=== Records that describe figures ===
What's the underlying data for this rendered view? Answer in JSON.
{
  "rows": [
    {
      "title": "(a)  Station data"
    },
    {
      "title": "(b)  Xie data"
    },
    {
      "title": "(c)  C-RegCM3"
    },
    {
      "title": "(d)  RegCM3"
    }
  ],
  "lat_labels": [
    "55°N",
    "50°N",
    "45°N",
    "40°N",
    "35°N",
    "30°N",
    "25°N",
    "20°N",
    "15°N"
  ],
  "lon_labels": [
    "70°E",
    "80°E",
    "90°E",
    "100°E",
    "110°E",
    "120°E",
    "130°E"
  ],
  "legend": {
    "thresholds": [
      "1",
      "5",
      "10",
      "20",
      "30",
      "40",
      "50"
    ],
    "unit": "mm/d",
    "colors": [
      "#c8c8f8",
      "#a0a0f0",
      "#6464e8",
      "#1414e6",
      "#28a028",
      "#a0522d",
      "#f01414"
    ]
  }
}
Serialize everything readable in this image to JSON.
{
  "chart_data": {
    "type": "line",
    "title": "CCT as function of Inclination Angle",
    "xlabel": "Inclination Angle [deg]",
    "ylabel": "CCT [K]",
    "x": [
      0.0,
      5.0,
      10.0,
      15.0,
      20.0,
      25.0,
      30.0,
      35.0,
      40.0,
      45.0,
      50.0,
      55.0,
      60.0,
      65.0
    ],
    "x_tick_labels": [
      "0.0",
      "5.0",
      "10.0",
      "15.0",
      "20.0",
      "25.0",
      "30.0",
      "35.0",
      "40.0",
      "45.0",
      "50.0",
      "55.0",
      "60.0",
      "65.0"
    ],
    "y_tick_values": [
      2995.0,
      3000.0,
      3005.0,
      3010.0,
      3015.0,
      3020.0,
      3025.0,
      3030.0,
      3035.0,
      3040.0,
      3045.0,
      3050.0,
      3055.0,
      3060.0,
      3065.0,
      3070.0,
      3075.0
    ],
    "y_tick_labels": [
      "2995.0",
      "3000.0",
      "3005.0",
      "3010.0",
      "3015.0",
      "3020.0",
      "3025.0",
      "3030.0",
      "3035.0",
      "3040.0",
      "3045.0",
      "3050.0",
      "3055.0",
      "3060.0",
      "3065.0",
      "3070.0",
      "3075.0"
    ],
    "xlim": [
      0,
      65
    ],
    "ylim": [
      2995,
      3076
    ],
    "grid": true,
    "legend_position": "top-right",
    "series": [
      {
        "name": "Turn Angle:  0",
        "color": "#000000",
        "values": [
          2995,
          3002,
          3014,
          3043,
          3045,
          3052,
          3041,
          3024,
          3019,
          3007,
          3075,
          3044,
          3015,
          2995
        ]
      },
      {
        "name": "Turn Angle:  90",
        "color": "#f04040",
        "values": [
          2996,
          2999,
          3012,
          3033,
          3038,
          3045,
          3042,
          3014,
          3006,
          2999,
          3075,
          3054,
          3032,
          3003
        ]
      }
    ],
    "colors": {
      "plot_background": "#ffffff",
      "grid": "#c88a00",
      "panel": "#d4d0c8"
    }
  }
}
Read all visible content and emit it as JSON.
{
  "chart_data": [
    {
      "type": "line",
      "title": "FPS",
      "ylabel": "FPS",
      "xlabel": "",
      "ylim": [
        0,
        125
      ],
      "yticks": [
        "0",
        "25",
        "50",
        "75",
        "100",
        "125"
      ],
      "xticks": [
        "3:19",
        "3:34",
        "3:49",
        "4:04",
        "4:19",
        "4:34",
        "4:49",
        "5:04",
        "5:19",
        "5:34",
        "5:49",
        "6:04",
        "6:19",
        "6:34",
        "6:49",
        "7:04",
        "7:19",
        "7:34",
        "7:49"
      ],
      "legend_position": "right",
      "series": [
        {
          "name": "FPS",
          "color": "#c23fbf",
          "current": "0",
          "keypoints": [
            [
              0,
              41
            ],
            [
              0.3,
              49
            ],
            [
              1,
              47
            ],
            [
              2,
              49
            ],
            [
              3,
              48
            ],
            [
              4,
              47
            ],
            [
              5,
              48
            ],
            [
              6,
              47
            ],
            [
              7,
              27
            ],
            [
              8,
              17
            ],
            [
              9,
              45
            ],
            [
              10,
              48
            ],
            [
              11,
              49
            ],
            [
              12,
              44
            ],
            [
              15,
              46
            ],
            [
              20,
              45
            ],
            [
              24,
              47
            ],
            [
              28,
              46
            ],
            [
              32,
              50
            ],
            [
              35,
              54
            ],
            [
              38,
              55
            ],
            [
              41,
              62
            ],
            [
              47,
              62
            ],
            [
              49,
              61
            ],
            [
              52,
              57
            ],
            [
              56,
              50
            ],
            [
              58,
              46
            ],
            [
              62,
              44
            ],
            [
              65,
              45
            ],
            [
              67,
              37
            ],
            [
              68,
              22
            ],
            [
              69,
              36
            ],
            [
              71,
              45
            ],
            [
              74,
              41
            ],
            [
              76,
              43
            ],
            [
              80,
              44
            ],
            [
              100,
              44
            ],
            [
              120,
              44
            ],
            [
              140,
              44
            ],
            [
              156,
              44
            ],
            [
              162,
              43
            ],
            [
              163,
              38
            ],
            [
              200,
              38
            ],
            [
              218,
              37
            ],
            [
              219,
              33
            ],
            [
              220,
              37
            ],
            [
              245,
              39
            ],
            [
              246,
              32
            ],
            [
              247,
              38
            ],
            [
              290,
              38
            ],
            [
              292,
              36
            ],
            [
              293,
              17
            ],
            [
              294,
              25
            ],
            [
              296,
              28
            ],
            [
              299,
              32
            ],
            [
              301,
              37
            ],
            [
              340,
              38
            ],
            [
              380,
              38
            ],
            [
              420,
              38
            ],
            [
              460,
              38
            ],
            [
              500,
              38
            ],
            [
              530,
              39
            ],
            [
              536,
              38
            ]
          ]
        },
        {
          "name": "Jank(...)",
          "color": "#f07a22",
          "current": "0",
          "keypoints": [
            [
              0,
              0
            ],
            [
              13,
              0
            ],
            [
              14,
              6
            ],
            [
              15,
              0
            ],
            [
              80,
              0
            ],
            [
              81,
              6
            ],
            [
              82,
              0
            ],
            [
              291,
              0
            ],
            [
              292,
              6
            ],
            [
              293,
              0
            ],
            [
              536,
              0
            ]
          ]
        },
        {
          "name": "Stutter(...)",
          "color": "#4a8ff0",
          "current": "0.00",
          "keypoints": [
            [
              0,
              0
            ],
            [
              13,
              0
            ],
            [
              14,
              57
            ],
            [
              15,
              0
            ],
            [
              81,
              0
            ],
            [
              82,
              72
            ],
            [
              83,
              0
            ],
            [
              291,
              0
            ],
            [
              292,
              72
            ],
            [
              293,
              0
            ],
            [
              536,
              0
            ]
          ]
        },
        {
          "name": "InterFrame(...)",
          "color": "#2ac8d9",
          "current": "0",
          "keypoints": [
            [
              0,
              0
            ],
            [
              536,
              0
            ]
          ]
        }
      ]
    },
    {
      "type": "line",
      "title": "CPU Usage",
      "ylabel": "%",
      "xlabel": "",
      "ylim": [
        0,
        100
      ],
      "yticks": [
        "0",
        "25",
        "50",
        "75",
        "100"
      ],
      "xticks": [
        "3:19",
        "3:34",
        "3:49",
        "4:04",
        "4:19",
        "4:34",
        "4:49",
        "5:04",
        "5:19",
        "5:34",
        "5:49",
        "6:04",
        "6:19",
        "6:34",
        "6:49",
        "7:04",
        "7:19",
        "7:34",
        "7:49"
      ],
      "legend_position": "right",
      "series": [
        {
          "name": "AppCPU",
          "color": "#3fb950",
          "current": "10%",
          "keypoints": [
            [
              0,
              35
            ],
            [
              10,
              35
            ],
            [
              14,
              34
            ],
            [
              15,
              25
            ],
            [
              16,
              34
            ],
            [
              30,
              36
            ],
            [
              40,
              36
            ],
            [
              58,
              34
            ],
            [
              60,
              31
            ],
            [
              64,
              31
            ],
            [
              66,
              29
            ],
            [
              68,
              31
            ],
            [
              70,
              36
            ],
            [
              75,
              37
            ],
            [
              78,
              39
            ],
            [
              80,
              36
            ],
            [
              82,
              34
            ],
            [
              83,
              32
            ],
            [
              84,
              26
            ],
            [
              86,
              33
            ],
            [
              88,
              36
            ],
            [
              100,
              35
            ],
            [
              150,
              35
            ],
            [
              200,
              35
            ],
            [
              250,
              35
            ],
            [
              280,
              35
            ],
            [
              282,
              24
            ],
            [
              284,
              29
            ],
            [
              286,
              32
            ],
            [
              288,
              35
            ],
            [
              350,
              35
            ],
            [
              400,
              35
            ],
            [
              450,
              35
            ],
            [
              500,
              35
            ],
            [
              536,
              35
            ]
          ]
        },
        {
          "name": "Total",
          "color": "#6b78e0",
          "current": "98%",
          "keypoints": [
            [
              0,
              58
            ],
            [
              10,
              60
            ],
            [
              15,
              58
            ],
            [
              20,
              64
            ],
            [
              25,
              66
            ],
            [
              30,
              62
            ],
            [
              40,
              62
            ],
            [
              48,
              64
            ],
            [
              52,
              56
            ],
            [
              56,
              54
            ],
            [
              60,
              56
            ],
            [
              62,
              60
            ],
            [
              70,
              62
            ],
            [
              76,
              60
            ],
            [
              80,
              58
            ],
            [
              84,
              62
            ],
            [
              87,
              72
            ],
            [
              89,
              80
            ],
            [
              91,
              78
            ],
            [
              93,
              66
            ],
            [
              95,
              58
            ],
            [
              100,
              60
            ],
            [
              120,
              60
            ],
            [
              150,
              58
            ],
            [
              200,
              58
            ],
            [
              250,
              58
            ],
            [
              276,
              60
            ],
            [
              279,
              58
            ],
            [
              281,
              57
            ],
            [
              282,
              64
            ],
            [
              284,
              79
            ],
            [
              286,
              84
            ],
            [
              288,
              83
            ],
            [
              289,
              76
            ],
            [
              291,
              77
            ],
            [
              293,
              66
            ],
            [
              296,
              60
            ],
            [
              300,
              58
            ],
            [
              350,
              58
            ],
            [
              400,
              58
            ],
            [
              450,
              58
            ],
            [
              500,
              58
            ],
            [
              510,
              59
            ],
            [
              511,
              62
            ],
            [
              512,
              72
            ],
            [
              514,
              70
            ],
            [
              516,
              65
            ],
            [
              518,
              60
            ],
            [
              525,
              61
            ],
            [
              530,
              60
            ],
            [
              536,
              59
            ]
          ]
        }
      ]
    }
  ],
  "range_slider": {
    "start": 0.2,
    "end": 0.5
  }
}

=== Work to complete ===
Copy every line of the material in which the word "title" occurs.

=== Finished task ===
      "title": "(a)  Station data"
      "title": "(b)  Xie data"
      "title": "(c)  C-RegCM3"
      "title": "(d)  RegCM3"
    "title": "CCT as function of Inclination Angle",
      "title": "FPS",
      "title": "CPU Usage",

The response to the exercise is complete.